Goal: Can the data below be echoed back word for word?

━━━

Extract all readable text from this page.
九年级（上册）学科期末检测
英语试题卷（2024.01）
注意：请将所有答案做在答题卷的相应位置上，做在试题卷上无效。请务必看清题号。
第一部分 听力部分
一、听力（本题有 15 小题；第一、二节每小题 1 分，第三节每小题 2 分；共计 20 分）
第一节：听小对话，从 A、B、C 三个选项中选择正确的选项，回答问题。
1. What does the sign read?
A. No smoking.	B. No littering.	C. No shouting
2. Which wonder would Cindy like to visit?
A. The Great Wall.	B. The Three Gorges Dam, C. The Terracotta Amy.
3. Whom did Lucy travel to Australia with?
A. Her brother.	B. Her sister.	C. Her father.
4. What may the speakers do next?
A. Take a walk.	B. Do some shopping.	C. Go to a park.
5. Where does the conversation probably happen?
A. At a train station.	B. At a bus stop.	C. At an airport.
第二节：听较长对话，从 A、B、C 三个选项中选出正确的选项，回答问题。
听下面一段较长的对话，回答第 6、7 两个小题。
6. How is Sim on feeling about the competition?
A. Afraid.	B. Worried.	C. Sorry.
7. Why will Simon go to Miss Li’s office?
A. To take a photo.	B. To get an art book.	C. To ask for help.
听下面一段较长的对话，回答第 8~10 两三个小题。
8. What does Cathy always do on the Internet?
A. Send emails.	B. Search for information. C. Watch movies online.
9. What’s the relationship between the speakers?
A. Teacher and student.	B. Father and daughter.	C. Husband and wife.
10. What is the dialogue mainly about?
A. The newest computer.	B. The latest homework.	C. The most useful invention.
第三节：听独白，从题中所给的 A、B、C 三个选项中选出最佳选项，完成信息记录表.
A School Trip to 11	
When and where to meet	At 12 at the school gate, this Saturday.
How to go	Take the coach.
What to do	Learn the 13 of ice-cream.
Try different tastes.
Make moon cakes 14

━━━

Problem solution:
Extract all readable text from this page.
九年级（上册）学科期末检测
英语试题卷（2024.01）
注意：请将所有答案做在答题卷的相应位置上，做在试题卷上无效。请务必看清题号。
第一部分 听力部分
一、听力（本题有 15 小题；第一、二节每小题 1 分，第三节每小题 2 分；共计 20 分）
第一节：听小对话，从 A、B、C 三个选项中选择正确的选项，回答问题。
1. What does the sign read?
A. No smoking.	B. No littering.	C. No shouting
2. Which wonder would Cindy like to visit?
A. The Great Wall.	B. The Three Gorges Dam, C. The Terracotta Amy.
3. Whom did Lucy travel to Australia with?
A. Her brother.	B. Her sister.	C. Her father.
4. What may the speakers do next?
A. Take a walk.	B. Do some shopping.	C. Go to a park.
5. Where does the conversation probably happen?
A. At a train station.	B. At a bus stop.	C. At an airport.
第二节：听较长对话，从 A、B、C 三个选项中选出正确的选项，回答问题。
听下面一段较长的对话，回答第 6、7 两个小题。
6. How is Sim on feeling about the competition?
A. Afraid.	B. Worried.	C. Sorry.
7. Why will Simon go to Miss Li’s office?
A. To take a photo.	B. To get an art book.	C. To ask for help.
听下面一段较长的对话，回答第 8~10 两三个小题。
8. What does Cathy always do on the Internet?
A. Send emails.	B. Search for information. C. Watch movies online.
9. What’s the relationship between the speakers?
A. Teacher and student.	B. Father and daughter.	C. Husband and wife.
10. What is the dialogue mainly about?
A. The newest computer.	B. The latest homework.	C. The most useful invention.
第三节：听独白，从题中所给的 A、B、C 三个选项中选出最佳选项，完成信息记录表.
A School Trip to 11	
When and where to meet	At 12 at the school gate, this Saturday.
How to go	Take the coach.
What to do	Learn the 13 of ice-cream.
Try different tastes.
Make moon cakes 14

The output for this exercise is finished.